- [MATERIAL PROVIDED]:
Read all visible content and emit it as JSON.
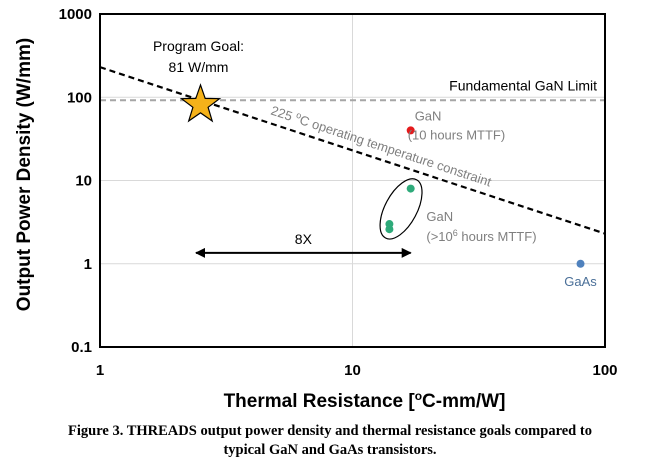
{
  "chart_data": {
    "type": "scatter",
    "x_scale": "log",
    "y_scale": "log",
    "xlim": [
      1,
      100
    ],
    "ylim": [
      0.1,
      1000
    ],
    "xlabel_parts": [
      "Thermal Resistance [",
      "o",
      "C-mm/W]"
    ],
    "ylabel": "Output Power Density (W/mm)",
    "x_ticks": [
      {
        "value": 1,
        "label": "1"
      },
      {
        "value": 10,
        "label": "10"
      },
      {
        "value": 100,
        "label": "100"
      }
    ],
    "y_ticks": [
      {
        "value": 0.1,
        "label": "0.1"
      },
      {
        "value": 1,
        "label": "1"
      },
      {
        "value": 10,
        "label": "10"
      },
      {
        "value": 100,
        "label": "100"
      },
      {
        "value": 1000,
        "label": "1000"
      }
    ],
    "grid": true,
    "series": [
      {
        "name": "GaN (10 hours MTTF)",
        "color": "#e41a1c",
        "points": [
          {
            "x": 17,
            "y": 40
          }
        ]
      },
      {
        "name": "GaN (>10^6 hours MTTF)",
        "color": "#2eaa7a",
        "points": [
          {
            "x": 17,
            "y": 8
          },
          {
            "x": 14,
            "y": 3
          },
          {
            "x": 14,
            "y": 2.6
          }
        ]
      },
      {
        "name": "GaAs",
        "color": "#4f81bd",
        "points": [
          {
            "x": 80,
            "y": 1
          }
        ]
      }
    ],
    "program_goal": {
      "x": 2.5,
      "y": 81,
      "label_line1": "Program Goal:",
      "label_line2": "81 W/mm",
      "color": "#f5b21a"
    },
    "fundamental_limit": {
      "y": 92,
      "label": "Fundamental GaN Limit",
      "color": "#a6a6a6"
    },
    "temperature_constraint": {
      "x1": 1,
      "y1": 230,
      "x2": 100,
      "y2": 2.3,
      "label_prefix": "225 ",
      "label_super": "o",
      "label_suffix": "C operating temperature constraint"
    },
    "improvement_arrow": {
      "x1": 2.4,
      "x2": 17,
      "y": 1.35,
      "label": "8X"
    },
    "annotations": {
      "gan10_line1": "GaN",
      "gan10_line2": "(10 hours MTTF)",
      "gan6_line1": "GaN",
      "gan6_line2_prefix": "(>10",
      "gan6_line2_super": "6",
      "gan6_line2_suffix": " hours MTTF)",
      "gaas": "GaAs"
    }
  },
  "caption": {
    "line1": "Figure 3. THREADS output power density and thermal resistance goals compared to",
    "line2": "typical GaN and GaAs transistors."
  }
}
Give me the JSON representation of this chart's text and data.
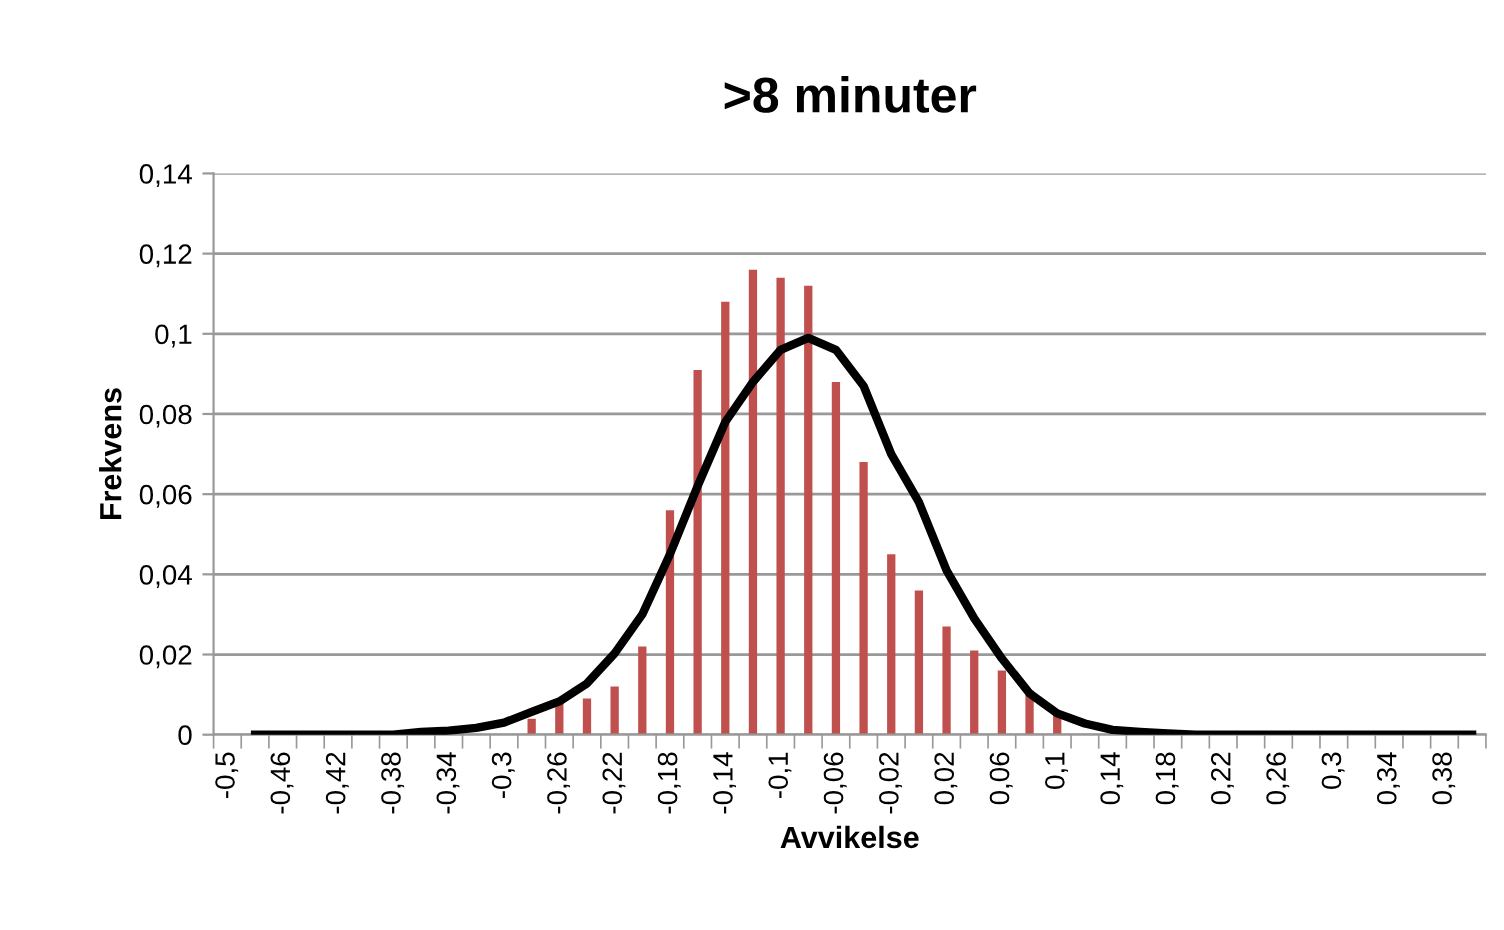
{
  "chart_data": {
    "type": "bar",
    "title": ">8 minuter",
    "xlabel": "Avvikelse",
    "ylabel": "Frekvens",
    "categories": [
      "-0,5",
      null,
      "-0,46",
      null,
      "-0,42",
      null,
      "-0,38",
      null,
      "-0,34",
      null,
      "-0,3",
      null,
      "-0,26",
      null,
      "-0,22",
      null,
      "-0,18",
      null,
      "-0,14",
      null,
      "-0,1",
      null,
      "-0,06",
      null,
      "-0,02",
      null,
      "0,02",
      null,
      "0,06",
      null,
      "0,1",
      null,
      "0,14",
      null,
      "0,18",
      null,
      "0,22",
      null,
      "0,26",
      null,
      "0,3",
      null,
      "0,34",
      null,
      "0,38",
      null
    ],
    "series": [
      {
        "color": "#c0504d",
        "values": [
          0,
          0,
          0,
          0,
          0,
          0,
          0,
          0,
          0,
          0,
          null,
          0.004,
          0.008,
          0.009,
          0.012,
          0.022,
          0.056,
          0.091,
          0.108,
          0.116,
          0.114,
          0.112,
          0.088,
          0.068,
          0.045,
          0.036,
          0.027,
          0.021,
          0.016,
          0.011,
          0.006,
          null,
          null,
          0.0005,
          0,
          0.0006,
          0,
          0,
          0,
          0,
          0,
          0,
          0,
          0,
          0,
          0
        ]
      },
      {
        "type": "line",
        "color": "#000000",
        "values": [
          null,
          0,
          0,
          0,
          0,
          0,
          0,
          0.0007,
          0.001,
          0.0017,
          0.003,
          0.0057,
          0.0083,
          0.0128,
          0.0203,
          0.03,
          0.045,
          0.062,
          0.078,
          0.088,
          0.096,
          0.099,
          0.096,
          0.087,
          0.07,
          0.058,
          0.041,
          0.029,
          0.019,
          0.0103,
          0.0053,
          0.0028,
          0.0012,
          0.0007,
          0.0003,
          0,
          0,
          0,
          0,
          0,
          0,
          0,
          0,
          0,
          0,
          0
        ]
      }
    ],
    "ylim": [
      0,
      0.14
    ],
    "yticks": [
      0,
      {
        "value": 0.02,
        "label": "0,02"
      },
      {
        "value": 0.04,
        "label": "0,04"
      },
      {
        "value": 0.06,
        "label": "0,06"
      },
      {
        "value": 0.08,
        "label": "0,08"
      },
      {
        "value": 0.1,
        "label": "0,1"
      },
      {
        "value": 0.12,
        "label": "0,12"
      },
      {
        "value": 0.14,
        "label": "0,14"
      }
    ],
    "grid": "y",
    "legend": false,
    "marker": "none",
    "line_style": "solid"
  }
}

- [SET TASK]: All records above are to be printed exactly, minus the pictures they contain.

- [TASK RESULT]:
Read all visible content and emit it as JSON.
{
  "chart_data": {
    "type": "scatter",
    "x_scale": "log",
    "y_scale": "log",
    "xlim": [
      1,
      100
    ],
    "ylim": [
      0.1,
      1000
    ],
    "xlabel_parts": [
      "Thermal Resistance [",
      "o",
      "C-mm/W]"
    ],
    "ylabel": "Output Power Density (W/mm)",
    "x_ticks": [
      {
        "value": 1,
        "label": "1"
      },
      {
        "value": 10,
        "label": "10"
      },
      {
        "value": 100,
        "label": "100"
      }
    ],
    "y_ticks": [
      {
        "value": 0.1,
        "label": "0.1"
      },
      {
        "value": 1,
        "label": "1"
      },
      {
        "value": 10,
        "label": "10"
      },
      {
        "value": 100,
        "label": "100"
      },
      {
        "value": 1000,
        "label": "1000"
      }
    ],
    "grid": true,
    "series": [
      {
        "name": "GaN (10 hours MTTF)",
        "color": "#e41a1c",
        "points": [
          {
            "x": 17,
            "y": 40
          }
        ]
      },
      {
        "name": "GaN (>10^6 hours MTTF)",
        "color": "#2eaa7a",
        "points": [
          {
            "x": 17,
            "y": 8
          },
          {
            "x": 14,
            "y": 3
          },
          {
            "x": 14,
            "y": 2.6
          }
        ]
      },
      {
        "name": "GaAs",
        "color": "#4f81bd",
        "points": [
          {
            "x": 80,
            "y": 1
          }
        ]
      }
    ],
    "program_goal": {
      "x": 2.5,
      "y": 81,
      "label_line1": "Program Goal:",
      "label_line2": "81 W/mm",
      "color": "#f5b21a"
    },
    "fundamental_limit": {
      "y": 92,
      "label": "Fundamental GaN Limit",
      "color": "#a6a6a6"
    },
    "temperature_constraint": {
      "x1": 1,
      "y1": 230,
      "x2": 100,
      "y2": 2.3,
      "label_prefix": "225 ",
      "label_super": "o",
      "label_suffix": "C operating temperature constraint"
    },
    "improvement_arrow": {
      "x1": 2.4,
      "x2": 17,
      "y": 1.35,
      "label": "8X"
    },
    "annotations": {
      "gan10_line1": "GaN",
      "gan10_line2": "(10 hours MTTF)",
      "gan6_line1": "GaN",
      "gan6_line2_prefix": "(>10",
      "gan6_line2_super": "6",
      "gan6_line2_suffix": " hours MTTF)",
      "gaas": "GaAs"
    }
  },
  "caption": {
    "line1": "Figure 3. THREADS output power density and thermal resistance goals compared to",
    "line2": "typical GaN and GaAs transistors."
  }
}
Give me the JSON representation of this chart's text and data.
{
  "chart_data": {
    "type": "bar",
    "title": ">8 minuter",
    "xlabel": "Avvikelse",
    "ylabel": "Frekvens",
    "categories": [
      "-0,5",
      null,
      "-0,46",
      null,
      "-0,42",
      null,
      "-0,38",
      null,
      "-0,34",
      null,
      "-0,3",
      null,
      "-0,26",
      null,
      "-0,22",
      null,
      "-0,18",
      null,
      "-0,14",
      null,
      "-0,1",
      null,
      "-0,06",
      null,
      "-0,02",
      null,
      "0,02",
      null,
      "0,06",
      null,
      "0,1",
      null,
      "0,14",
      null,
      "0,18",
      null,
      "0,22",
      null,
      "0,26",
      null,
      "0,3",
      null,
      "0,34",
      null,
      "0,38",
      null
    ],
    "series": [
      {
        "color": "#c0504d",
        "values": [
          0,
          0,
          0,
          0,
          0,
          0,
          0,
          0,
          0,
          0,
          null,
          0.004,
          0.008,
          0.009,
          0.012,
          0.022,
          0.056,
          0.091,
          0.108,
          0.116,
          0.114,
          0.112,
          0.088,
          0.068,
          0.045,
          0.036,
          0.027,
          0.021,
          0.016,
          0.011,
          0.006,
          null,
          null,
          0.0005,
          0,
          0.0006,
          0,
          0,
          0,
          0,
          0,
          0,
          0,
          0,
          0,
          0
        ]
      },
      {
        "type": "line",
        "color": "#000000",
        "values": [
          null,
          0,
          0,
          0,
          0,
          0,
          0,
          0.0007,
          0.001,
          0.0017,
          0.003,
          0.0057,
          0.0083,
          0.0128,
          0.0203,
          0.03,
          0.045,
          0.062,
          0.078,
          0.088,
          0.096,
          0.099,
          0.096,
          0.087,
          0.07,
          0.058,
          0.041,
          0.029,
          0.019,
          0.0103,
          0.0053,
          0.0028,
          0.0012,
          0.0007,
          0.0003,
          0,
          0,
          0,
          0,
          0,
          0,
          0,
          0,
          0,
          0,
          0
        ]
      }
    ],
    "ylim": [
      0,
      0.14
    ],
    "yticks": [
      0,
      {
        "value": 0.02,
        "label": "0,02"
      },
      {
        "value": 0.04,
        "label": "0,04"
      },
      {
        "value": 0.06,
        "label": "0,06"
      },
      {
        "value": 0.08,
        "label": "0,08"
      },
      {
        "value": 0.1,
        "label": "0,1"
      },
      {
        "value": 0.12,
        "label": "0,12"
      },
      {
        "value": 0.14,
        "label": "0,14"
      }
    ],
    "grid": "y",
    "legend": false,
    "marker": "none",
    "line_style": "solid"
  }
}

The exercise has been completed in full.